[Figure record listings]
---
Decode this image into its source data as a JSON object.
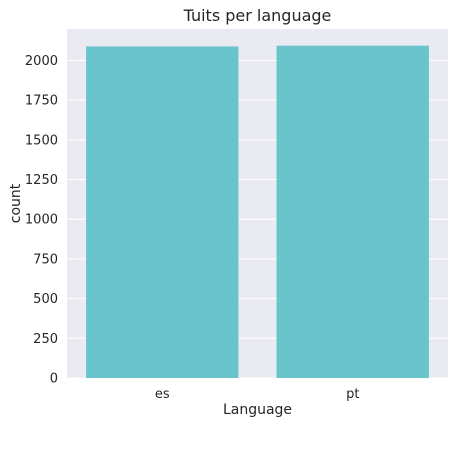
{
  "chart_data": {
    "type": "bar",
    "title": "Tuits per language",
    "xlabel": "Language",
    "ylabel": "count",
    "categories": [
      "es",
      "pt"
    ],
    "values": [
      2088,
      2093
    ],
    "ylim": [
      0,
      2198
    ],
    "yticks": [
      0,
      250,
      500,
      750,
      1000,
      1250,
      1500,
      1750,
      2000
    ],
    "grid": true,
    "legend": "none",
    "colors": {
      "bar": "#69c5cb",
      "plot_background": "#eaeaf2",
      "grid": "#ffffff",
      "text": "#262626"
    }
  }
}
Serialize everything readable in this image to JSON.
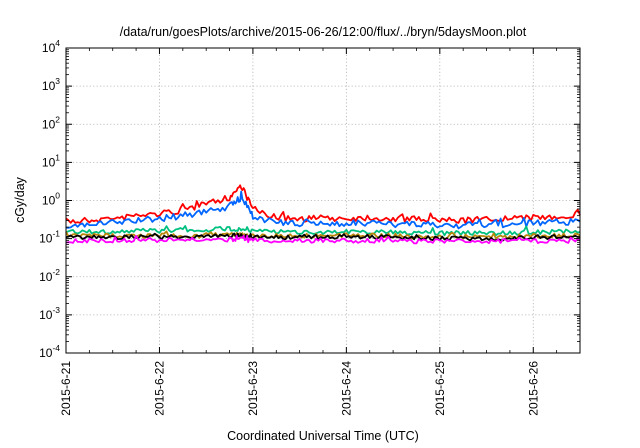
{
  "chart_data": {
    "type": "line",
    "title": "/data/run/goesPlots/archive/2015-06-26/12:00/flux/../bryn/5daysMoon.plot",
    "xlabel": "Coordinated Universal Time (UTC)",
    "ylabel": "cGy/day",
    "yscale": "log",
    "ylim": [
      0.0001,
      10000
    ],
    "xlim": [
      "2015-06-21",
      "2015-06-26T12:00"
    ],
    "grid": true,
    "legend": "none",
    "y_ticks": [
      {
        "base": "10",
        "exp": "-4",
        "value": 0.0001
      },
      {
        "base": "10",
        "exp": "-3",
        "value": 0.001
      },
      {
        "base": "10",
        "exp": "-2",
        "value": 0.01
      },
      {
        "base": "10",
        "exp": "-1",
        "value": 0.1
      },
      {
        "base": "10",
        "exp": "0",
        "value": 1
      },
      {
        "base": "10",
        "exp": "1",
        "value": 10
      },
      {
        "base": "10",
        "exp": "2",
        "value": 100
      },
      {
        "base": "10",
        "exp": "3",
        "value": 1000
      },
      {
        "base": "10",
        "exp": "4",
        "value": 10000
      }
    ],
    "x_tick_labels": [
      "2015-6-21",
      "2015-6-22",
      "2015-6-23",
      "2015-6-24",
      "2015-6-25",
      "2015-6-26"
    ],
    "x": [
      "2015-06-21T00:00",
      "2015-06-21T06:00",
      "2015-06-21T12:00",
      "2015-06-21T18:00",
      "2015-06-22T00:00",
      "2015-06-22T06:00",
      "2015-06-22T12:00",
      "2015-06-22T18:00",
      "2015-06-22T21:00",
      "2015-06-23T00:00",
      "2015-06-23T06:00",
      "2015-06-23T12:00",
      "2015-06-23T18:00",
      "2015-06-24T00:00",
      "2015-06-24T06:00",
      "2015-06-24T12:00",
      "2015-06-24T18:00",
      "2015-06-25T00:00",
      "2015-06-25T06:00",
      "2015-06-25T12:00",
      "2015-06-25T18:00",
      "2015-06-26T00:00",
      "2015-06-26T06:00",
      "2015-06-26T12:00"
    ],
    "series": [
      {
        "color": "#ff0000",
        "values": [
          0.28,
          0.3,
          0.34,
          0.4,
          0.45,
          0.55,
          0.8,
          1.2,
          2.5,
          0.6,
          0.35,
          0.33,
          0.35,
          0.34,
          0.36,
          0.33,
          0.32,
          0.31,
          0.3,
          0.32,
          0.33,
          0.35,
          0.38,
          0.42
        ]
      },
      {
        "color": "#0066ff",
        "values": [
          0.22,
          0.23,
          0.26,
          0.3,
          0.33,
          0.4,
          0.5,
          0.7,
          1.2,
          0.4,
          0.26,
          0.24,
          0.25,
          0.25,
          0.25,
          0.24,
          0.23,
          0.23,
          0.22,
          0.23,
          0.24,
          0.25,
          0.27,
          0.28
        ]
      },
      {
        "color": "#00c080",
        "values": [
          0.15,
          0.15,
          0.15,
          0.16,
          0.16,
          0.17,
          0.17,
          0.18,
          0.18,
          0.16,
          0.15,
          0.15,
          0.15,
          0.15,
          0.15,
          0.15,
          0.14,
          0.14,
          0.14,
          0.14,
          0.14,
          0.15,
          0.15,
          0.15
        ]
      },
      {
        "color": "#b8860b",
        "values": [
          0.12,
          0.12,
          0.12,
          0.12,
          0.12,
          0.12,
          0.12,
          0.13,
          0.13,
          0.12,
          0.12,
          0.12,
          0.12,
          0.12,
          0.12,
          0.12,
          0.11,
          0.11,
          0.11,
          0.11,
          0.11,
          0.12,
          0.12,
          0.12
        ]
      },
      {
        "color": "#000000",
        "values": [
          0.11,
          0.11,
          0.11,
          0.11,
          0.11,
          0.11,
          0.11,
          0.12,
          0.12,
          0.11,
          0.11,
          0.11,
          0.11,
          0.11,
          0.11,
          0.11,
          0.1,
          0.1,
          0.1,
          0.1,
          0.1,
          0.11,
          0.11,
          0.11
        ]
      },
      {
        "color": "#ff00ff",
        "values": [
          0.088,
          0.088,
          0.09,
          0.09,
          0.092,
          0.092,
          0.093,
          0.095,
          0.095,
          0.09,
          0.088,
          0.088,
          0.088,
          0.088,
          0.088,
          0.086,
          0.085,
          0.085,
          0.085,
          0.085,
          0.086,
          0.087,
          0.088,
          0.088
        ]
      }
    ]
  }
}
---
▶ **What needs to be done**
Omitting all images, print the listing exactly.

▶ **Task result**
Decode this image into its source data as a JSON object.
{
  "chart_data": {
    "type": "bar",
    "title": "Tuits per language",
    "xlabel": "Language",
    "ylabel": "count",
    "categories": [
      "es",
      "pt"
    ],
    "values": [
      2088,
      2093
    ],
    "ylim": [
      0,
      2198
    ],
    "yticks": [
      0,
      250,
      500,
      750,
      1000,
      1250,
      1500,
      1750,
      2000
    ],
    "grid": true,
    "legend": "none",
    "colors": {
      "bar": "#69c5cb",
      "plot_background": "#eaeaf2",
      "grid": "#ffffff",
      "text": "#262626"
    }
  }
}
Serialize everything readable in this image to JSON.
{
  "chart_data": {
    "type": "line",
    "title": "/data/run/goesPlots/archive/2015-06-26/12:00/flux/../bryn/5daysMoon.plot",
    "xlabel": "Coordinated Universal Time (UTC)",
    "ylabel": "cGy/day",
    "yscale": "log",
    "ylim": [
      0.0001,
      10000
    ],
    "xlim": [
      "2015-06-21",
      "2015-06-26T12:00"
    ],
    "grid": true,
    "legend": "none",
    "y_ticks": [
      {
        "base": "10",
        "exp": "-4",
        "value": 0.0001
      },
      {
        "base": "10",
        "exp": "-3",
        "value": 0.001
      },
      {
        "base": "10",
        "exp": "-2",
        "value": 0.01
      },
      {
        "base": "10",
        "exp": "-1",
        "value": 0.1
      },
      {
        "base": "10",
        "exp": "0",
        "value": 1
      },
      {
        "base": "10",
        "exp": "1",
        "value": 10
      },
      {
        "base": "10",
        "exp": "2",
        "value": 100
      },
      {
        "base": "10",
        "exp": "3",
        "value": 1000
      },
      {
        "base": "10",
        "exp": "4",
        "value": 10000
      }
    ],
    "x_tick_labels": [
      "2015-6-21",
      "2015-6-22",
      "2015-6-23",
      "2015-6-24",
      "2015-6-25",
      "2015-6-26"
    ],
    "x": [
      "2015-06-21T00:00",
      "2015-06-21T06:00",
      "2015-06-21T12:00",
      "2015-06-21T18:00",
      "2015-06-22T00:00",
      "2015-06-22T06:00",
      "2015-06-22T12:00",
      "2015-06-22T18:00",
      "2015-06-22T21:00",
      "2015-06-23T00:00",
      "2015-06-23T06:00",
      "2015-06-23T12:00",
      "2015-06-23T18:00",
      "2015-06-24T00:00",
      "2015-06-24T06:00",
      "2015-06-24T12:00",
      "2015-06-24T18:00",
      "2015-06-25T00:00",
      "2015-06-25T06:00",
      "2015-06-25T12:00",
      "2015-06-25T18:00",
      "2015-06-26T00:00",
      "2015-06-26T06:00",
      "2015-06-26T12:00"
    ],
    "series": [
      {
        "color": "#ff0000",
        "values": [
          0.28,
          0.3,
          0.34,
          0.4,
          0.45,
          0.55,
          0.8,
          1.2,
          2.5,
          0.6,
          0.35,
          0.33,
          0.35,
          0.34,
          0.36,
          0.33,
          0.32,
          0.31,
          0.3,
          0.32,
          0.33,
          0.35,
          0.38,
          0.42
        ]
      },
      {
        "color": "#0066ff",
        "values": [
          0.22,
          0.23,
          0.26,
          0.3,
          0.33,
          0.4,
          0.5,
          0.7,
          1.2,
          0.4,
          0.26,
          0.24,
          0.25,
          0.25,
          0.25,
          0.24,
          0.23,
          0.23,
          0.22,
          0.23,
          0.24,
          0.25,
          0.27,
          0.28
        ]
      },
      {
        "color": "#00c080",
        "values": [
          0.15,
          0.15,
          0.15,
          0.16,
          0.16,
          0.17,
          0.17,
          0.18,
          0.18,
          0.16,
          0.15,
          0.15,
          0.15,
          0.15,
          0.15,
          0.15,
          0.14,
          0.14,
          0.14,
          0.14,
          0.14,
          0.15,
          0.15,
          0.15
        ]
      },
      {
        "color": "#b8860b",
        "values": [
          0.12,
          0.12,
          0.12,
          0.12,
          0.12,
          0.12,
          0.12,
          0.13,
          0.13,
          0.12,
          0.12,
          0.12,
          0.12,
          0.12,
          0.12,
          0.12,
          0.11,
          0.11,
          0.11,
          0.11,
          0.11,
          0.12,
          0.12,
          0.12
        ]
      },
      {
        "color": "#000000",
        "values": [
          0.11,
          0.11,
          0.11,
          0.11,
          0.11,
          0.11,
          0.11,
          0.12,
          0.12,
          0.11,
          0.11,
          0.11,
          0.11,
          0.11,
          0.11,
          0.11,
          0.1,
          0.1,
          0.1,
          0.1,
          0.1,
          0.11,
          0.11,
          0.11
        ]
      },
      {
        "color": "#ff00ff",
        "values": [
          0.088,
          0.088,
          0.09,
          0.09,
          0.092,
          0.092,
          0.093,
          0.095,
          0.095,
          0.09,
          0.088,
          0.088,
          0.088,
          0.088,
          0.088,
          0.086,
          0.085,
          0.085,
          0.085,
          0.085,
          0.086,
          0.087,
          0.088,
          0.088
        ]
      }
    ]
  }
}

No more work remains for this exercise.